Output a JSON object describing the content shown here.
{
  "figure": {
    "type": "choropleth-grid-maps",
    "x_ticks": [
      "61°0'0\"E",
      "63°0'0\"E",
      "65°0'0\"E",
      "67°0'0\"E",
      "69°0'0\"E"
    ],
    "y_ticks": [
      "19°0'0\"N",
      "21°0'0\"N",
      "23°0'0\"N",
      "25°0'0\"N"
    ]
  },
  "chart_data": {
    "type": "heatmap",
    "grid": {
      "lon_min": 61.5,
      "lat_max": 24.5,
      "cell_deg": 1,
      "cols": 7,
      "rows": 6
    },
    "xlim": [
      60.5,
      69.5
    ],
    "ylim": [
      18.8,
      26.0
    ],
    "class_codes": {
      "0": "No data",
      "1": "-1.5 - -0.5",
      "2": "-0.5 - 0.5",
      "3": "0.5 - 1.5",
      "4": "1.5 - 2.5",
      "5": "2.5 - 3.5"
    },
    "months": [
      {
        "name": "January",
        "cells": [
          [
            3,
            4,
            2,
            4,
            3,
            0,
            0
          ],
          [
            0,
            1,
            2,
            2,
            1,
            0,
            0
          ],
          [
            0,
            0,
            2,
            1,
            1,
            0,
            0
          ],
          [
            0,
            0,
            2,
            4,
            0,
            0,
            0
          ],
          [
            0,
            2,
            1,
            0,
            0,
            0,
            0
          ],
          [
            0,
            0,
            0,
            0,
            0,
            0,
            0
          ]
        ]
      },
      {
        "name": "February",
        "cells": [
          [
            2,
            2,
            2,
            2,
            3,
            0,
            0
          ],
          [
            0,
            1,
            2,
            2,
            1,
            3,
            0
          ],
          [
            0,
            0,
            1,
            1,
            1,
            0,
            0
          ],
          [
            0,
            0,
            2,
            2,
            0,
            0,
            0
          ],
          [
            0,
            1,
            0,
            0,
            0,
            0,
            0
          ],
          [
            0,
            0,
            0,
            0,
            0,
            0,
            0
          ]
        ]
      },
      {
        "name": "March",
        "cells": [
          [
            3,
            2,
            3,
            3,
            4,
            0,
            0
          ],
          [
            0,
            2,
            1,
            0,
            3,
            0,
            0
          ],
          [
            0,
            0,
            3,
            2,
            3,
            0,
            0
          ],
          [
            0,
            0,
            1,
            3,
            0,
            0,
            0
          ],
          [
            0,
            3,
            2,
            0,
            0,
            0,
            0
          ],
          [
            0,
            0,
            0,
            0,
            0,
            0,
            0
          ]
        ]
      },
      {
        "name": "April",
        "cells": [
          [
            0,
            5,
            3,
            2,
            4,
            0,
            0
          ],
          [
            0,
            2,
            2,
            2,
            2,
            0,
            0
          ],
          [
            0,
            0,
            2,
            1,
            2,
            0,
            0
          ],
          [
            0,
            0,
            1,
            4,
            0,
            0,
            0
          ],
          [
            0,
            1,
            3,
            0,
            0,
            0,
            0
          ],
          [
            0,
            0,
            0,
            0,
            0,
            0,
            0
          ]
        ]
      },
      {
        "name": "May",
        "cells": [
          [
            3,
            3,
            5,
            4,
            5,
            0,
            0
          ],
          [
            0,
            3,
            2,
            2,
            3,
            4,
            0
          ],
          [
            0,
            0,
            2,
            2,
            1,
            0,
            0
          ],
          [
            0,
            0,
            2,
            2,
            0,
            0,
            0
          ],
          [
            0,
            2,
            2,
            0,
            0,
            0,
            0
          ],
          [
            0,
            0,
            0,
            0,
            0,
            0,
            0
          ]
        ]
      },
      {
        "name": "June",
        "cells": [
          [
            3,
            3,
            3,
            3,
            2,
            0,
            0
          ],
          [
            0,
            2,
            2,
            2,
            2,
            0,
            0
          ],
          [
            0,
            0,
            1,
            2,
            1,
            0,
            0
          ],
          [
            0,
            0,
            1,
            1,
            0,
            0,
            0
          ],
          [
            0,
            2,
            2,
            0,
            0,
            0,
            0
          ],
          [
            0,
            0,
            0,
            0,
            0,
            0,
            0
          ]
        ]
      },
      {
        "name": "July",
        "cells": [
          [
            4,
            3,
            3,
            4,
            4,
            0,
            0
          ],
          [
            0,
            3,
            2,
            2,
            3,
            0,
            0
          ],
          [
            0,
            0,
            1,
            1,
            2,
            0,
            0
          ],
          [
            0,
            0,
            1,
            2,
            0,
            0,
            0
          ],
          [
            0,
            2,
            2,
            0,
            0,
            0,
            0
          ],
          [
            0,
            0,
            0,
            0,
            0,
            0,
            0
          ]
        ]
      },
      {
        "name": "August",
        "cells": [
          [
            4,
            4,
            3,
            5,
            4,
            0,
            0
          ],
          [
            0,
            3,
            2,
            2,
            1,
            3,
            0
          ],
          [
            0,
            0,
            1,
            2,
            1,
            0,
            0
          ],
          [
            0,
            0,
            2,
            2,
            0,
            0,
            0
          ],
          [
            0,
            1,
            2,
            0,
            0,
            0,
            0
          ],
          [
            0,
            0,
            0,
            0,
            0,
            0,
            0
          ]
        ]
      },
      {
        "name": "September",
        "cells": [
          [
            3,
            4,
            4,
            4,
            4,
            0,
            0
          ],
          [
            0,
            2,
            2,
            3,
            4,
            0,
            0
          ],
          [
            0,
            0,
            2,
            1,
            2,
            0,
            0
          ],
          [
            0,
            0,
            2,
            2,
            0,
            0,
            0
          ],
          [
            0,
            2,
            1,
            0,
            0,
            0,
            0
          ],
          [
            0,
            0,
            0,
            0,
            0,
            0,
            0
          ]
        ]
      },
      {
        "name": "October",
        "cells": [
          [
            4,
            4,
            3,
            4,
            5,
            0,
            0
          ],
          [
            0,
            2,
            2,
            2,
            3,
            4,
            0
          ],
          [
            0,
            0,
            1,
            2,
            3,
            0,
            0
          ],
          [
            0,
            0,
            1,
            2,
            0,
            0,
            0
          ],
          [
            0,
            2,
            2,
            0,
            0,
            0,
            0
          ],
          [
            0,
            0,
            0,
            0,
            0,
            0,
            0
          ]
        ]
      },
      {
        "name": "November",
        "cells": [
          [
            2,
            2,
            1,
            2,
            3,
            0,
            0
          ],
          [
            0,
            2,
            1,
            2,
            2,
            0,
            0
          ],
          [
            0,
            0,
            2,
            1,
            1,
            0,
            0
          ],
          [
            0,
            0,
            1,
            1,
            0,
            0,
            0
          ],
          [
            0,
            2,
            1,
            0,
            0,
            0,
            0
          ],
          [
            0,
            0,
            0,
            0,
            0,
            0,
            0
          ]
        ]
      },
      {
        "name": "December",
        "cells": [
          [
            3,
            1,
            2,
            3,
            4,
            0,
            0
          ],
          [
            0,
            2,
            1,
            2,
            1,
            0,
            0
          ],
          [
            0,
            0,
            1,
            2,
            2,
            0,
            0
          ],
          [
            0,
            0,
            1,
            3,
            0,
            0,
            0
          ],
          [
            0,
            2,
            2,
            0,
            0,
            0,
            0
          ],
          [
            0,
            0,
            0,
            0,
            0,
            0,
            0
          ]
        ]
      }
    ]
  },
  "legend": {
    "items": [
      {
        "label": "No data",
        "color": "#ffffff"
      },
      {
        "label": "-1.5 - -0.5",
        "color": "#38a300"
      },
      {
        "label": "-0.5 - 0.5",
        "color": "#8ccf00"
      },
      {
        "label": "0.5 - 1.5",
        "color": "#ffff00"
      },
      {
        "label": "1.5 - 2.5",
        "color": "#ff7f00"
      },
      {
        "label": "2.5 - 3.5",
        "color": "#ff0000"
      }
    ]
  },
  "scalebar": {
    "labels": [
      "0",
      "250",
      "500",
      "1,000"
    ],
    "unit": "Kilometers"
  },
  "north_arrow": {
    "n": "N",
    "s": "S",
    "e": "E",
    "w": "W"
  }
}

----------------------------------------

The records above must be repeated exactly, every one of them.

Output a JSON object describing the content shown here.
{
  "figure": {
    "type": "choropleth-grid-maps",
    "x_ticks": [
      "61°0'0\"E",
      "63°0'0\"E",
      "65°0'0\"E",
      "67°0'0\"E",
      "69°0'0\"E"
    ],
    "y_ticks": [
      "19°0'0\"N",
      "21°0'0\"N",
      "23°0'0\"N",
      "25°0'0\"N"
    ]
  },
  "chart_data": {
    "type": "heatmap",
    "grid": {
      "lon_min": 61.5,
      "lat_max": 24.5,
      "cell_deg": 1,
      "cols": 7,
      "rows": 6
    },
    "xlim": [
      60.5,
      69.5
    ],
    "ylim": [
      18.8,
      26.0
    ],
    "class_codes": {
      "0": "No data",
      "1": "-1.5 - -0.5",
      "2": "-0.5 - 0.5",
      "3": "0.5 - 1.5",
      "4": "1.5 - 2.5",
      "5": "2.5 - 3.5"
    },
    "months": [
      {
        "name": "January",
        "cells": [
          [
            3,
            4,
            2,
            4,
            3,
            0,
            0
          ],
          [
            0,
            1,
            2,
            2,
            1,
            0,
            0
          ],
          [
            0,
            0,
            2,
            1,
            1,
            0,
            0
          ],
          [
            0,
            0,
            2,
            4,
            0,
            0,
            0
          ],
          [
            0,
            2,
            1,
            0,
            0,
            0,
            0
          ],
          [
            0,
            0,
            0,
            0,
            0,
            0,
            0
          ]
        ]
      },
      {
        "name": "February",
        "cells": [
          [
            2,
            2,
            2,
            2,
            3,
            0,
            0
          ],
          [
            0,
            1,
            2,
            2,
            1,
            3,
            0
          ],
          [
            0,
            0,
            1,
            1,
            1,
            0,
            0
          ],
          [
            0,
            0,
            2,
            2,
            0,
            0,
            0
          ],
          [
            0,
            1,
            0,
            0,
            0,
            0,
            0
          ],
          [
            0,
            0,
            0,
            0,
            0,
            0,
            0
          ]
        ]
      },
      {
        "name": "March",
        "cells": [
          [
            3,
            2,
            3,
            3,
            4,
            0,
            0
          ],
          [
            0,
            2,
            1,
            0,
            3,
            0,
            0
          ],
          [
            0,
            0,
            3,
            2,
            3,
            0,
            0
          ],
          [
            0,
            0,
            1,
            3,
            0,
            0,
            0
          ],
          [
            0,
            3,
            2,
            0,
            0,
            0,
            0
          ],
          [
            0,
            0,
            0,
            0,
            0,
            0,
            0
          ]
        ]
      },
      {
        "name": "April",
        "cells": [
          [
            0,
            5,
            3,
            2,
            4,
            0,
            0
          ],
          [
            0,
            2,
            2,
            2,
            2,
            0,
            0
          ],
          [
            0,
            0,
            2,
            1,
            2,
            0,
            0
          ],
          [
            0,
            0,
            1,
            4,
            0,
            0,
            0
          ],
          [
            0,
            1,
            3,
            0,
            0,
            0,
            0
          ],
          [
            0,
            0,
            0,
            0,
            0,
            0,
            0
          ]
        ]
      },
      {
        "name": "May",
        "cells": [
          [
            3,
            3,
            5,
            4,
            5,
            0,
            0
          ],
          [
            0,
            3,
            2,
            2,
            3,
            4,
            0
          ],
          [
            0,
            0,
            2,
            2,
            1,
            0,
            0
          ],
          [
            0,
            0,
            2,
            2,
            0,
            0,
            0
          ],
          [
            0,
            2,
            2,
            0,
            0,
            0,
            0
          ],
          [
            0,
            0,
            0,
            0,
            0,
            0,
            0
          ]
        ]
      },
      {
        "name": "June",
        "cells": [
          [
            3,
            3,
            3,
            3,
            2,
            0,
            0
          ],
          [
            0,
            2,
            2,
            2,
            2,
            0,
            0
          ],
          [
            0,
            0,
            1,
            2,
            1,
            0,
            0
          ],
          [
            0,
            0,
            1,
            1,
            0,
            0,
            0
          ],
          [
            0,
            2,
            2,
            0,
            0,
            0,
            0
          ],
          [
            0,
            0,
            0,
            0,
            0,
            0,
            0
          ]
        ]
      },
      {
        "name": "July",
        "cells": [
          [
            4,
            3,
            3,
            4,
            4,
            0,
            0
          ],
          [
            0,
            3,
            2,
            2,
            3,
            0,
            0
          ],
          [
            0,
            0,
            1,
            1,
            2,
            0,
            0
          ],
          [
            0,
            0,
            1,
            2,
            0,
            0,
            0
          ],
          [
            0,
            2,
            2,
            0,
            0,
            0,
            0
          ],
          [
            0,
            0,
            0,
            0,
            0,
            0,
            0
          ]
        ]
      },
      {
        "name": "August",
        "cells": [
          [
            4,
            4,
            3,
            5,
            4,
            0,
            0
          ],
          [
            0,
            3,
            2,
            2,
            1,
            3,
            0
          ],
          [
            0,
            0,
            1,
            2,
            1,
            0,
            0
          ],
          [
            0,
            0,
            2,
            2,
            0,
            0,
            0
          ],
          [
            0,
            1,
            2,
            0,
            0,
            0,
            0
          ],
          [
            0,
            0,
            0,
            0,
            0,
            0,
            0
          ]
        ]
      },
      {
        "name": "September",
        "cells": [
          [
            3,
            4,
            4,
            4,
            4,
            0,
            0
          ],
          [
            0,
            2,
            2,
            3,
            4,
            0,
            0
          ],
          [
            0,
            0,
            2,
            1,
            2,
            0,
            0
          ],
          [
            0,
            0,
            2,
            2,
            0,
            0,
            0
          ],
          [
            0,
            2,
            1,
            0,
            0,
            0,
            0
          ],
          [
            0,
            0,
            0,
            0,
            0,
            0,
            0
          ]
        ]
      },
      {
        "name": "October",
        "cells": [
          [
            4,
            4,
            3,
            4,
            5,
            0,
            0
          ],
          [
            0,
            2,
            2,
            2,
            3,
            4,
            0
          ],
          [
            0,
            0,
            1,
            2,
            3,
            0,
            0
          ],
          [
            0,
            0,
            1,
            2,
            0,
            0,
            0
          ],
          [
            0,
            2,
            2,
            0,
            0,
            0,
            0
          ],
          [
            0,
            0,
            0,
            0,
            0,
            0,
            0
          ]
        ]
      },
      {
        "name": "November",
        "cells": [
          [
            2,
            2,
            1,
            2,
            3,
            0,
            0
          ],
          [
            0,
            2,
            1,
            2,
            2,
            0,
            0
          ],
          [
            0,
            0,
            2,
            1,
            1,
            0,
            0
          ],
          [
            0,
            0,
            1,
            1,
            0,
            0,
            0
          ],
          [
            0,
            2,
            1,
            0,
            0,
            0,
            0
          ],
          [
            0,
            0,
            0,
            0,
            0,
            0,
            0
          ]
        ]
      },
      {
        "name": "December",
        "cells": [
          [
            3,
            1,
            2,
            3,
            4,
            0,
            0
          ],
          [
            0,
            2,
            1,
            2,
            1,
            0,
            0
          ],
          [
            0,
            0,
            1,
            2,
            2,
            0,
            0
          ],
          [
            0,
            0,
            1,
            3,
            0,
            0,
            0
          ],
          [
            0,
            2,
            2,
            0,
            0,
            0,
            0
          ],
          [
            0,
            0,
            0,
            0,
            0,
            0,
            0
          ]
        ]
      }
    ]
  },
  "legend": {
    "items": [
      {
        "label": "No data",
        "color": "#ffffff"
      },
      {
        "label": "-1.5 - -0.5",
        "color": "#38a300"
      },
      {
        "label": "-0.5 - 0.5",
        "color": "#8ccf00"
      },
      {
        "label": "0.5 - 1.5",
        "color": "#ffff00"
      },
      {
        "label": "1.5 - 2.5",
        "color": "#ff7f00"
      },
      {
        "label": "2.5 - 3.5",
        "color": "#ff0000"
      }
    ]
  },
  "scalebar": {
    "labels": [
      "0",
      "250",
      "500",
      "1,000"
    ],
    "unit": "Kilometers"
  },
  "north_arrow": {
    "n": "N",
    "s": "S",
    "e": "E",
    "w": "W"
  }
}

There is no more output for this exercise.